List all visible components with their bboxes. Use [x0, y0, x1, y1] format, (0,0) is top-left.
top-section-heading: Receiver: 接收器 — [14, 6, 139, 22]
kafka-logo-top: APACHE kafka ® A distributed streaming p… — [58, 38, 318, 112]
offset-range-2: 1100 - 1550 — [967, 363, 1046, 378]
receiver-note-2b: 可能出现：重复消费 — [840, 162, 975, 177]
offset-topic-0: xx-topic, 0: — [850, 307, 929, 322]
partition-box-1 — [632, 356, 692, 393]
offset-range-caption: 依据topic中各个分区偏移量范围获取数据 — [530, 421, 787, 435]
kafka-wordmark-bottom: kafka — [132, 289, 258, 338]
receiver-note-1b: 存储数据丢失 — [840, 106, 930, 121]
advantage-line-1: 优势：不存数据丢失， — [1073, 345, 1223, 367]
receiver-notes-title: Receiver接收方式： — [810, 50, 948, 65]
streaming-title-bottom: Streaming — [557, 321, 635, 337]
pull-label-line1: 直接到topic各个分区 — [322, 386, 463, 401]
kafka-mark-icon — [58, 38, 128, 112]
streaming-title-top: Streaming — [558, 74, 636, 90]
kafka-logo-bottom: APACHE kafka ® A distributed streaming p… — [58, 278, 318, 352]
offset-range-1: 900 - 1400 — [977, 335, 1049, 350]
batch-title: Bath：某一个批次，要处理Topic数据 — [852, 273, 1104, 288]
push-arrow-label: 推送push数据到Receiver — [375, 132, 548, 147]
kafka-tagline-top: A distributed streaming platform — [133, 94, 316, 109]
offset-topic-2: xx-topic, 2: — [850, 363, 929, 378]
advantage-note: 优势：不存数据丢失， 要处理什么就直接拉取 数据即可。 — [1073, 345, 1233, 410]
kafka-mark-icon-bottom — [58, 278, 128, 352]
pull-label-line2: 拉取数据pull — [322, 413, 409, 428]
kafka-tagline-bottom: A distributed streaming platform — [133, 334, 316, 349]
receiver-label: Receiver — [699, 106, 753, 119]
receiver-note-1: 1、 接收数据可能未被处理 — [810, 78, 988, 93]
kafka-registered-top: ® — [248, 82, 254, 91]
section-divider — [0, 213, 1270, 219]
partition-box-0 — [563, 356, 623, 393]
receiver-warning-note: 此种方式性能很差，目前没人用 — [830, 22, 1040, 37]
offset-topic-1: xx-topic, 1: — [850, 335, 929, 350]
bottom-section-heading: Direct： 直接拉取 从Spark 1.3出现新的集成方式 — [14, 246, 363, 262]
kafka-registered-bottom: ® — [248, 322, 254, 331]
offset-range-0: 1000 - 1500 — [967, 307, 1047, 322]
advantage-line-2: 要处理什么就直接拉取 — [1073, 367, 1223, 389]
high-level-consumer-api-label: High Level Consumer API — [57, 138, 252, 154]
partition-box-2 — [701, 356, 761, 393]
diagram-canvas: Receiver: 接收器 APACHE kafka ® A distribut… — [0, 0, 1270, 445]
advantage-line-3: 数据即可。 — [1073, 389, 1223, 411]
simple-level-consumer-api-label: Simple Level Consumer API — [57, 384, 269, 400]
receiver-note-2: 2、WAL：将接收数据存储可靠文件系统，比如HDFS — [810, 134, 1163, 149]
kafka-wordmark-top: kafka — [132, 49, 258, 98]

------------

[Set task]:
Rewrite the rows from the first one through the line containing "receiver-warning-note: 此种方式性能很差，目前没人用 —", swapping "kafka-mark-icon" for "kafka-symbol" and leaving everything else unchanged.

[Complete answer]:
List all visible components with their bboxes. Use [x0, y0, x1, y1] format, (0,0) is top-left.
top-section-heading: Receiver: 接收器 — [14, 6, 139, 22]
kafka-logo-top: APACHE kafka ® A distributed streaming p… — [58, 38, 318, 112]
offset-range-2: 1100 - 1550 — [967, 363, 1046, 378]
receiver-note-2b: 可能出现：重复消费 — [840, 162, 975, 177]
offset-topic-0: xx-topic, 0: — [850, 307, 929, 322]
partition-box-1 — [632, 356, 692, 393]
offset-range-caption: 依据topic中各个分区偏移量范围获取数据 — [530, 421, 787, 435]
kafka-wordmark-bottom: kafka — [132, 289, 258, 338]
receiver-note-1b: 存储数据丢失 — [840, 106, 930, 121]
advantage-line-1: 优势：不存数据丢失， — [1073, 345, 1223, 367]
receiver-notes-title: Receiver接收方式： — [810, 50, 948, 65]
streaming-title-bottom: Streaming — [557, 321, 635, 337]
pull-label-line1: 直接到topic各个分区 — [322, 386, 463, 401]
kafka-symbol — [58, 38, 128, 112]
streaming-title-top: Streaming — [558, 74, 636, 90]
kafka-logo-bottom: APACHE kafka ® A distributed streaming p… — [58, 278, 318, 352]
offset-range-1: 900 - 1400 — [977, 335, 1049, 350]
batch-title: Bath：某一个批次，要处理Topic数据 — [852, 273, 1104, 288]
push-arrow-label: 推送push数据到Receiver — [375, 132, 548, 147]
kafka-tagline-top: A distributed streaming platform — [133, 94, 316, 109]
offset-topic-2: xx-topic, 2: — [850, 363, 929, 378]
advantage-note: 优势：不存数据丢失， 要处理什么就直接拉取 数据即可。 — [1073, 345, 1233, 410]
kafka-symbol-bottom — [58, 278, 128, 352]
pull-label-line2: 拉取数据pull — [322, 413, 409, 428]
kafka-tagline-bottom: A distributed streaming platform — [133, 334, 316, 349]
receiver-label: Receiver — [699, 106, 753, 119]
receiver-note-1: 1、 接收数据可能未被处理 — [810, 78, 988, 93]
kafka-registered-top: ® — [248, 82, 254, 91]
section-divider — [0, 213, 1270, 219]
partition-box-0 — [563, 356, 623, 393]
receiver-warning-note: 此种方式性能很差，目前没人用 — [830, 22, 1040, 37]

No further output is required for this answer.